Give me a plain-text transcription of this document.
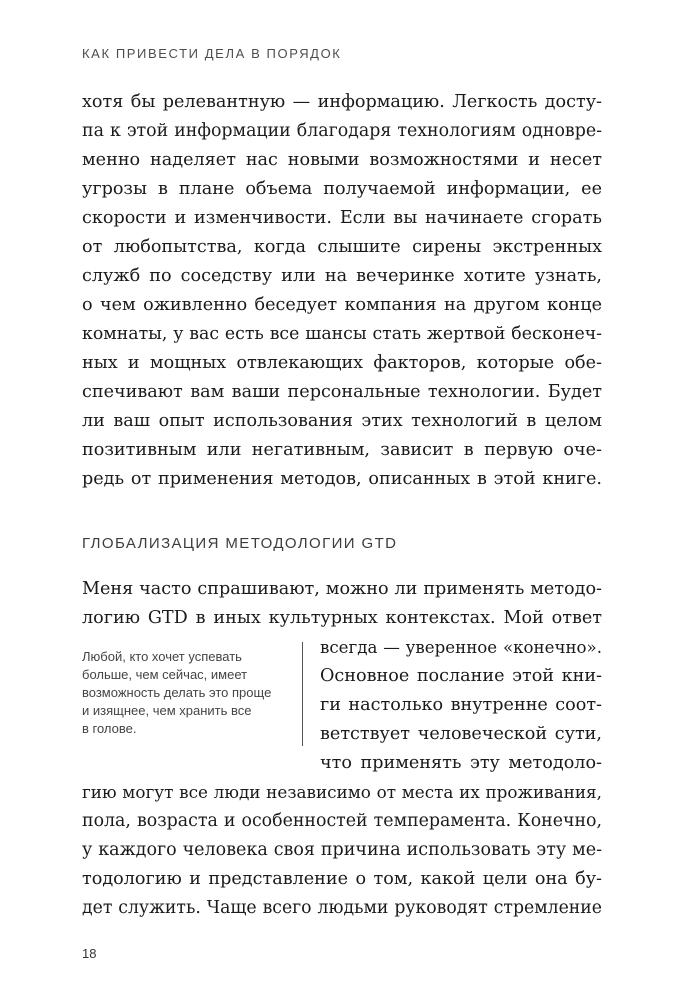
КАК ПРИВЕСТИ ДЕЛА В ПОРЯДОК
хотя бы релевантную — информацию. Легкость досту-
па к этой информации благодаря технологиям одновре-
менно наделяет нас новыми возможностями и несет
угрозы в плане объема получаемой информации, ее
скорости и изменчивости. Если вы начинаете сгорать
от любопытства, когда слышите сирены экстренных
служб по соседству или на вечеринке хотите узнать,
о чем оживленно беседует компания на другом конце
комнаты, у вас есть все шансы стать жертвой бесконеч-
ных и мощных отвлекающих факторов, которые обе-
спечивают вам ваши персональные технологии. Будет
ли ваш опыт использования этих технологий в целом
позитивным или негативным, зависит в первую оче-
редь от применения методов, описанных в этой книге.
ГЛОБАЛИЗАЦИЯ МЕТОДОЛОГИИ GTD
Меня часто спрашивают, можно ли применять методо-
логию GTD в иных культурных контекстах. Мой ответ
всегда — уверенное «конечно».
Основное послание этой кни-
ги настолько внутренне соот-
ветствует человеческой сути,
что применять эту методоло-
гию могут все люди независимо от места их проживания,
пола, возраста и особенностей темперамента. Конечно,
у каждого человека своя причина использовать эту ме-
тодологию и представление о том, какой цели она бу-
дет служить. Чаще всего людьми руководят стремление
Любой, кто хочет успевать
больше, чем сейчас, имеет
возможность делать это проще
и изящнее, чем хранить все
в голове.
18
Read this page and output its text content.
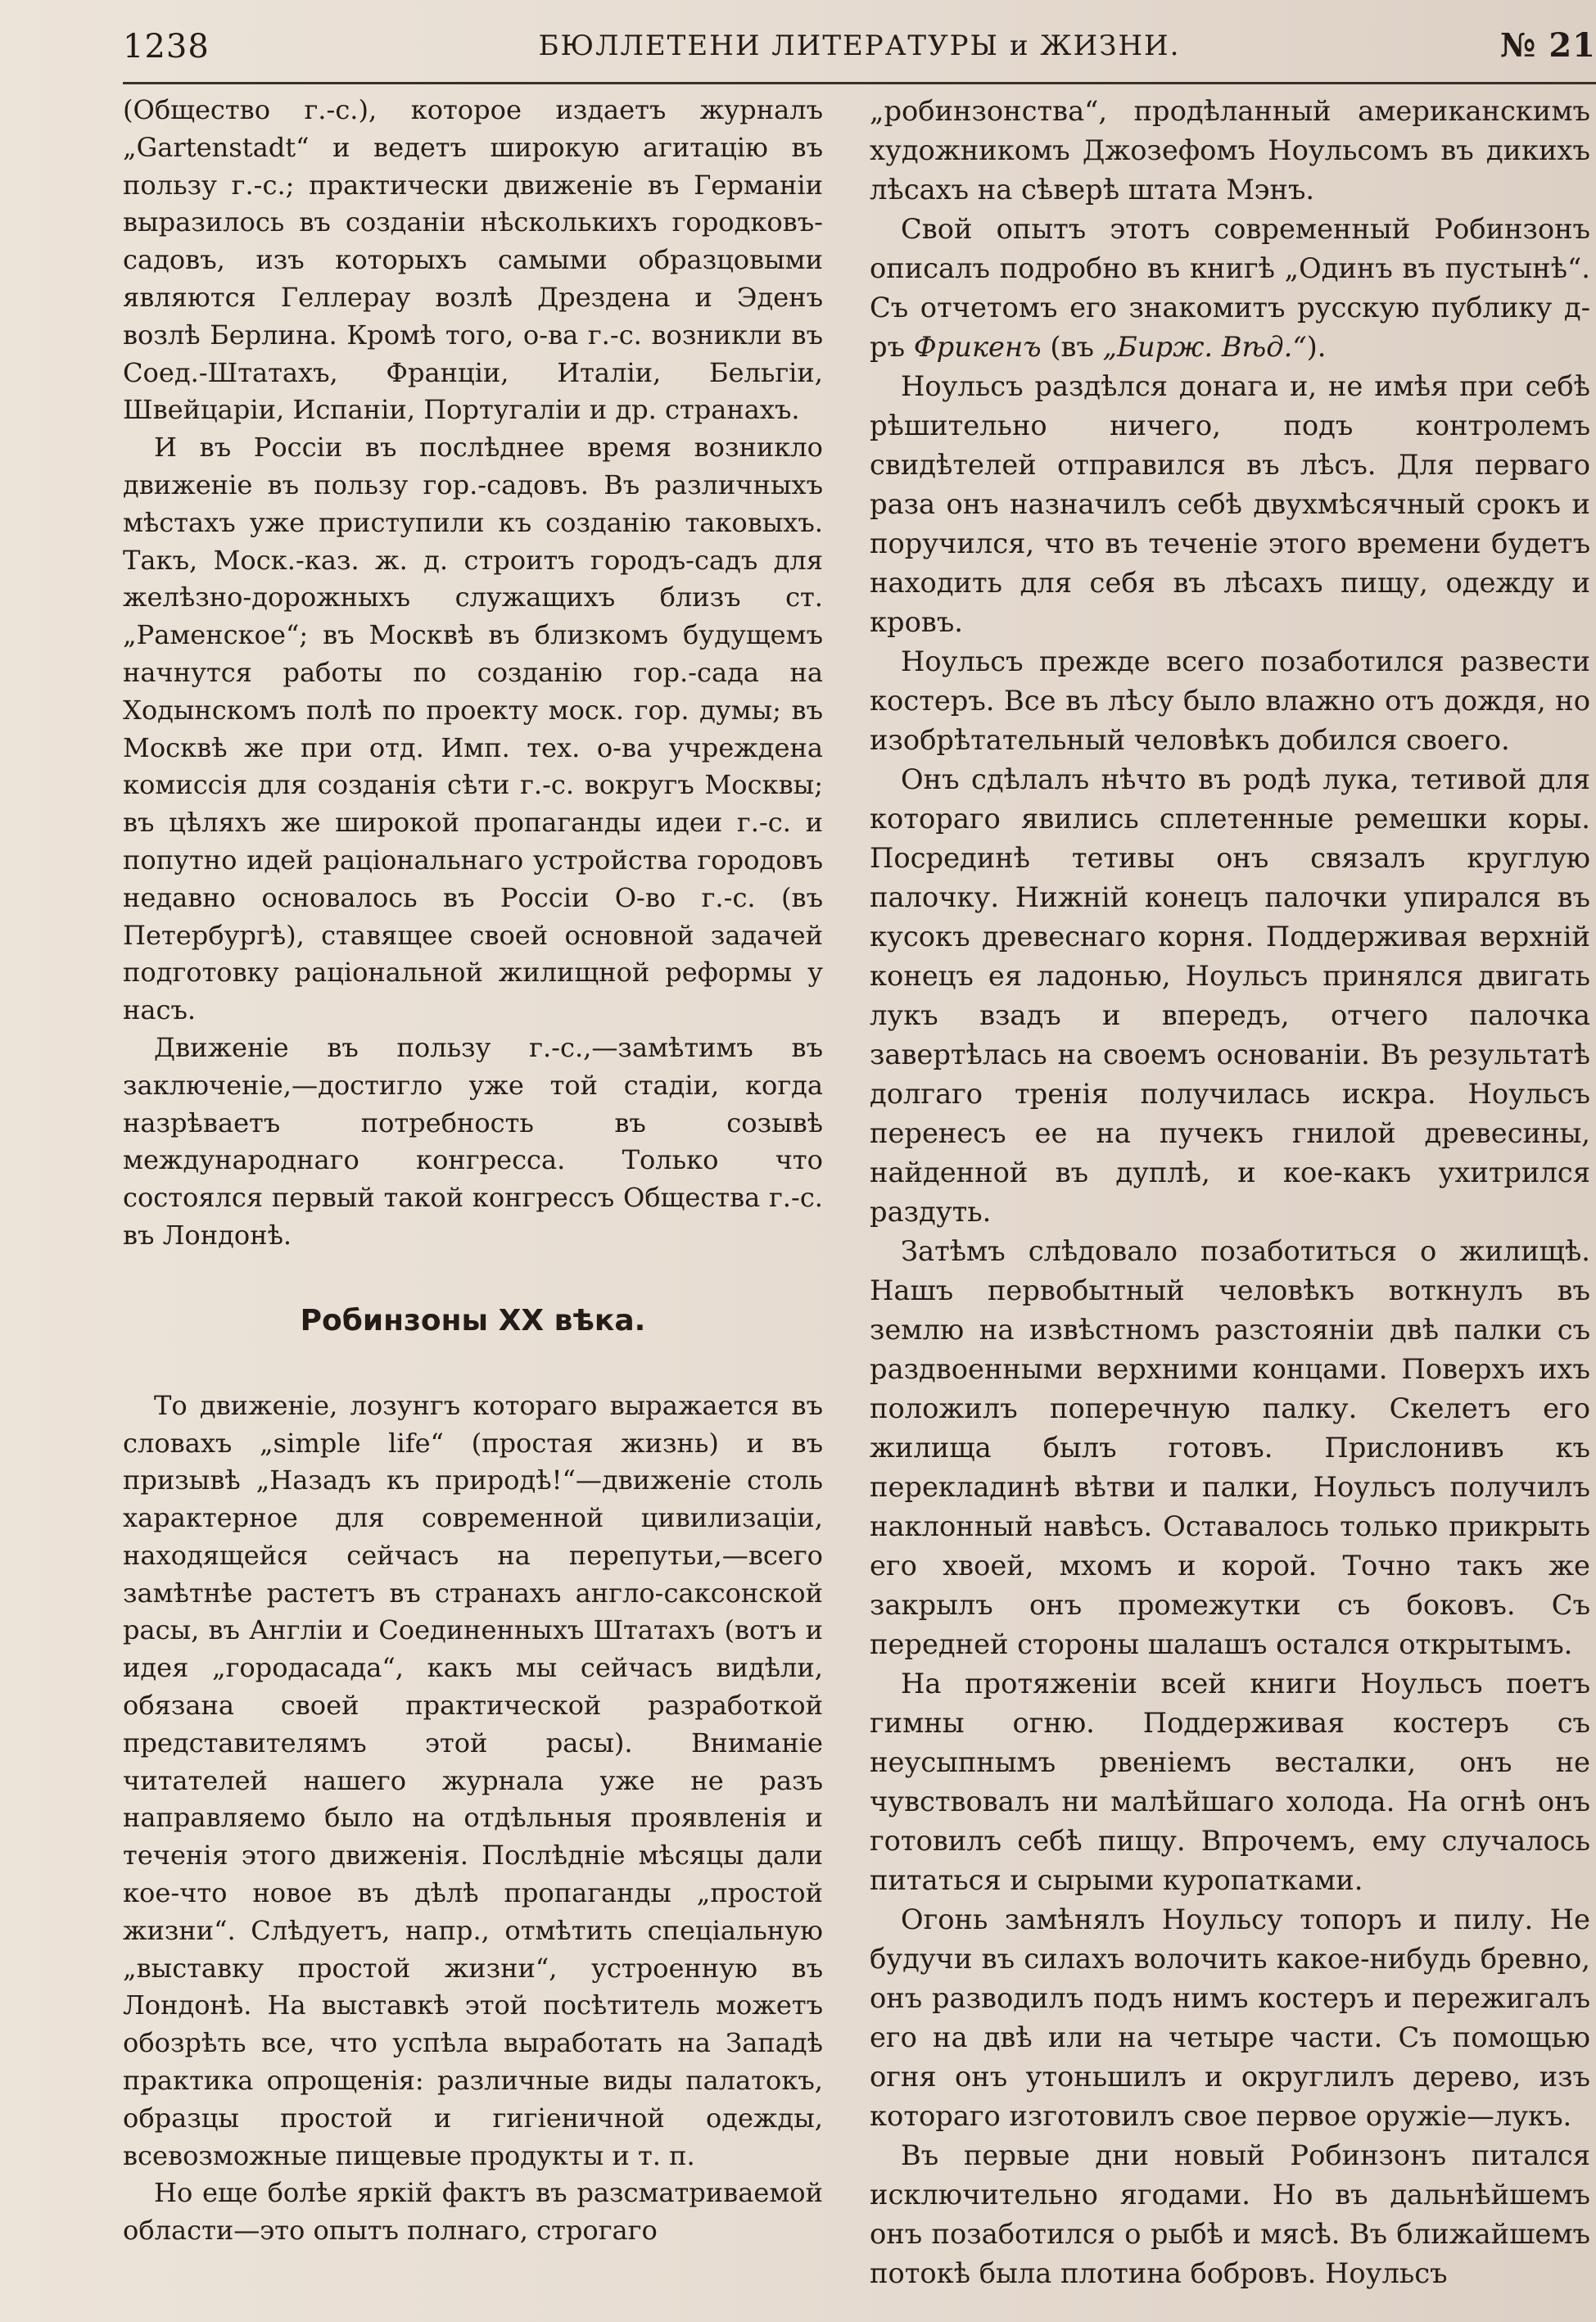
1238	БЮЛЛЕТЕНИ ЛИТЕРАТУРЫ и ЖИЗНИ.	№ 21

(Общество г.-с.), которое издаетъ журналъ „Gartenstadt“ и ведетъ широкую агитацію въ пользу г.-с.; практически движеніе въ Германіи выразилось въ созданіи нѣсколькихъ городковъ-садовъ, изъ которыхъ самыми образцовыми являются Геллерау возлѣ Дрездена и Эденъ возлѣ Берлина. Кромѣ того, о-ва г.-с. возникли въ Соед.-Штатахъ, Франціи, Италіи, Бельгіи, Швейцаріи, Испаніи, Португаліи и др. странахъ.

И въ Россіи въ послѣднее время возникло движеніе въ пользу гор.-садовъ. Въ различныхъ мѣстахъ уже приступили къ созданію таковыхъ. Такъ, Моск.-каз. ж. д. строитъ городъ-садъ для желѣзно-дорожныхъ служащихъ близъ ст. „Раменское“; въ Москвѣ въ близкомъ будущемъ начнутся работы по созданію гор.-сада на Ходынскомъ полѣ по проекту моск. гор. думы; въ Москвѣ же при отд. Имп. тех. о-ва учреждена комиссія для созданія сѣти г.-с. вокругъ Москвы; въ цѣляхъ же широкой пропаганды идеи г.-с. и попутно идей раціональнаго устройства городовъ недавно основалось въ Россіи О-во г.-с. (въ Петербургѣ), ставящее своей основной задачей подготовку раціональной жилищной реформы у насъ.

Движеніе въ пользу г.-с.,—замѣтимъ въ заключеніе,—достигло уже той стадіи, когда назрѣваетъ потребность въ созывѣ международнаго конгресса. Только что состоялся первый такой конгрессъ Общества г.-с. въ Лондонѣ.

Робинзоны XX вѣка.

То движеніе, лозунгъ котораго выражается въ словахъ „simple life“ (простая жизнь) и въ призывѣ „Назадъ къ природѣ!“—движеніе столь характерное для современной цивилизаціи, находящейся сейчасъ на перепутьи,—всего замѣтнѣе растетъ въ странахъ англо-саксонской расы, въ Англіи и Соединенныхъ Штатахъ (вотъ и идея „городасада“, какъ мы сейчасъ видѣли, обязана своей практической разработкой представителямъ этой расы). Вниманіе читателей нашего журнала уже не разъ направляемо было на отдѣльныя проявленія и теченія этого движенія. Послѣдніе мѣсяцы дали кое-что новое въ дѣлѣ пропаганды „простой жизни“. Слѣдуетъ, напр., отмѣтить спеціальную „выставку простой жизни“, устроенную въ Лондонѣ. На выставкѣ этой посѣтитель можетъ обозрѣть все, что успѣла выработать на Западѣ практика опрощенія: различные виды палатокъ, образцы простой и гигіеничной одежды, всевозможные пищевые продукты и т. п.

Но еще болѣе яркій фактъ въ разсматриваемой области—это опытъ полнаго, строгаго

„робинзонства“, продѣланный американскимъ художникомъ Джозефомъ Ноульсомъ въ дикихъ лѣсахъ на сѣверѣ штата Мэнъ.

Свой опытъ этотъ современный Робинзонъ описалъ подробно въ книгѣ „Одинъ въ пустынѣ“. Съ отчетомъ его знакомитъ русскую публику д-ръ Фрикенъ (въ „Бирж. Вѣд.“).

Ноульсъ раздѣлся донага и, не имѣя при себѣ рѣшительно ничего, подъ контролемъ свидѣтелей отправился въ лѣсъ. Для перваго раза онъ назначилъ себѣ двухмѣсячный срокъ и поручился, что въ теченіе этого времени будетъ находить для себя въ лѣсахъ пищу, одежду и кровъ.

Ноульсъ прежде всего позаботился развести костеръ. Все въ лѣсу было влажно отъ дождя, но изобрѣтательный человѣкъ добился своего.

Онъ сдѣлалъ нѣчто въ родѣ лука, тетивой для котораго явились сплетенные ремешки коры. Посрединѣ тетивы онъ связалъ круглую палочку. Нижній конецъ палочки упирался въ кусокъ древеснаго корня. Поддерживая верхній конецъ ея ладонью, Ноульсъ принялся двигать лукъ взадъ и впередъ, отчего палочка завертѣлась на своемъ основаніи. Въ результатѣ долгаго тренія получилась искра. Ноульсъ перенесъ ее на пучекъ гнилой древесины, найденной въ дуплѣ, и кое-какъ ухитрился раздуть.

Затѣмъ слѣдовало позаботиться о жилищѣ. Нашъ первобытный человѣкъ воткнулъ въ землю на извѣстномъ разстояніи двѣ палки съ раздвоенными верхними концами. Поверхъ ихъ положилъ поперечную палку. Скелетъ его жилища былъ готовъ. Прислонивъ къ перекладинѣ вѣтви и палки, Ноульсъ получилъ наклонный навѣсъ. Оставалось только прикрыть его хвоей, мхомъ и корой. Точно такъ же закрылъ онъ промежутки съ боковъ. Съ передней стороны шалашъ остался открытымъ.

На протяженіи всей книги Ноульсъ поетъ гимны огню. Поддерживая костеръ съ неусыпнымъ рвеніемъ весталки, онъ не чувствовалъ ни малѣйшаго холода. На огнѣ онъ готовилъ себѣ пищу. Впрочемъ, ему случалось питаться и сырыми куропатками.

Огонь замѣнялъ Ноульсу топоръ и пилу. Не будучи въ силахъ волочить какое-нибудь бревно, онъ разводилъ подъ нимъ костеръ и пережигалъ его на двѣ или на четыре части. Съ помощью огня онъ утоньшилъ и округлилъ дерево, изъ котораго изготовилъ свое первое оружіе—лукъ.

Въ первые дни новый Робинзонъ питался исключительно ягодами. Но въ дальнѣйшемъ онъ позаботился о рыбѣ и мясѣ. Въ ближайшемъ потокѣ была плотина бобровъ. Ноульсъ
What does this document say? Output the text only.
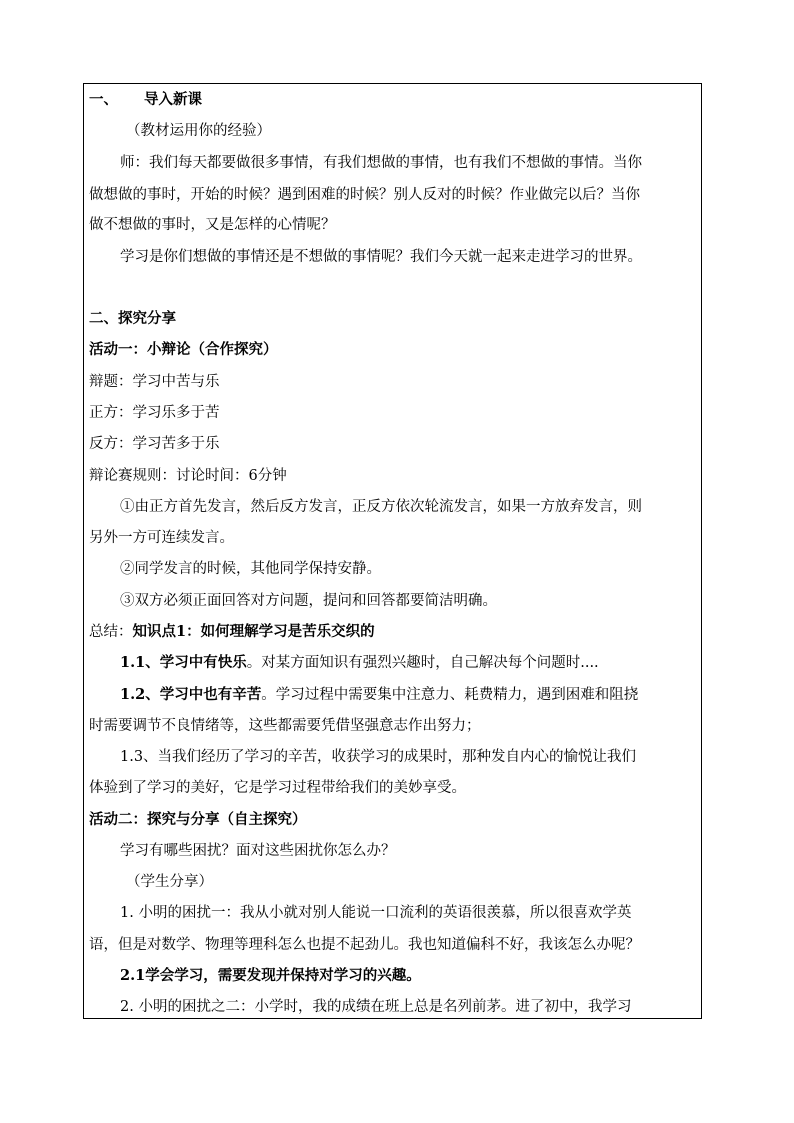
一、 导入新课
（教材运用你的经验）
师：我们每天都要做很多事情，有我们想做的事情，也有我们不想做的事情。当你
做想做的事时，开始的时候？遇到困难的时候？别人反对的时候？作业做完以后？当你
做不想做的事时，又是怎样的心情呢？
学习是你们想做的事情还是不想做的事情呢？我们今天就一起来走进学习的世界。
二、探究分享
活动一：小辩论（合作探究）
辩题：学习中苦与乐
正方：学习乐多于苦
反方：学习苦多于乐
辩论赛规则：讨论时间：6分钟
①由正方首先发言，然后反方发言，正反方依次轮流发言，如果一方放弃发言，则
另外一方可连续发言。
②同学发言的时候，其他同学保持安静。
③双方必须正面回答对方问题，提问和回答都要简洁明确。
总结：知识点1：如何理解学习是苦乐交织的
1.1、学习中有快乐。对某方面知识有强烈兴趣时，自己解决每个问题时....
1.2、学习中也有辛苦。学习过程中需要集中注意力、耗费精力，遇到困难和阻挠
时需要调节不良情绪等，这些都需要凭借坚强意志作出努力；
1.3、当我们经历了学习的辛苦，收获学习的成果时，那种发自内心的愉悦让我们
体验到了学习的美好，它是学习过程带给我们的美妙享受。
活动二：探究与分享（自主探究）
学习有哪些困扰？面对这些困扰你怎么办？
（学生分享）
1. 小明的困扰一：我从小就对别人能说一口流利的英语很羡慕，所以很喜欢学英
语，但是对数学、物理等理科怎么也提不起劲儿。我也知道偏科不好，我该怎么办呢？
2.1学会学习，需要发现并保持对学习的兴趣。
2. 小明的困扰之二：小学时，我的成绩在班上总是名列前茅。进了初中，我学习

:: Description of the task ::
Everything from the line that contains "What does this" to the final line of the data is to be duplicated exactly, both ends included, except the pictures.

:: Answer for this exercise ::
What does this document say? Output the text only.
一、 导入新课
（教材运用你的经验）
师：我们每天都要做很多事情，有我们想做的事情，也有我们不想做的事情。当你
做想做的事时，开始的时候？遇到困难的时候？别人反对的时候？作业做完以后？当你
做不想做的事时，又是怎样的心情呢？
学习是你们想做的事情还是不想做的事情呢？我们今天就一起来走进学习的世界。
二、探究分享
活动一：小辩论（合作探究）
辩题：学习中苦与乐
正方：学习乐多于苦
反方：学习苦多于乐
辩论赛规则：讨论时间：6分钟
①由正方首先发言，然后反方发言，正反方依次轮流发言，如果一方放弃发言，则
另外一方可连续发言。
②同学发言的时候，其他同学保持安静。
③双方必须正面回答对方问题，提问和回答都要简洁明确。
总结：知识点1：如何理解学习是苦乐交织的
1.1、学习中有快乐。对某方面知识有强烈兴趣时，自己解决每个问题时....
1.2、学习中也有辛苦。学习过程中需要集中注意力、耗费精力，遇到困难和阻挠
时需要调节不良情绪等，这些都需要凭借坚强意志作出努力；
1.3、当我们经历了学习的辛苦，收获学习的成果时，那种发自内心的愉悦让我们
体验到了学习的美好，它是学习过程带给我们的美妙享受。
活动二：探究与分享（自主探究）
学习有哪些困扰？面对这些困扰你怎么办？
（学生分享）
1. 小明的困扰一：我从小就对别人能说一口流利的英语很羡慕，所以很喜欢学英
语，但是对数学、物理等理科怎么也提不起劲儿。我也知道偏科不好，我该怎么办呢？
2.1学会学习，需要发现并保持对学习的兴趣。
2. 小明的困扰之二：小学时，我的成绩在班上总是名列前茅。进了初中，我学习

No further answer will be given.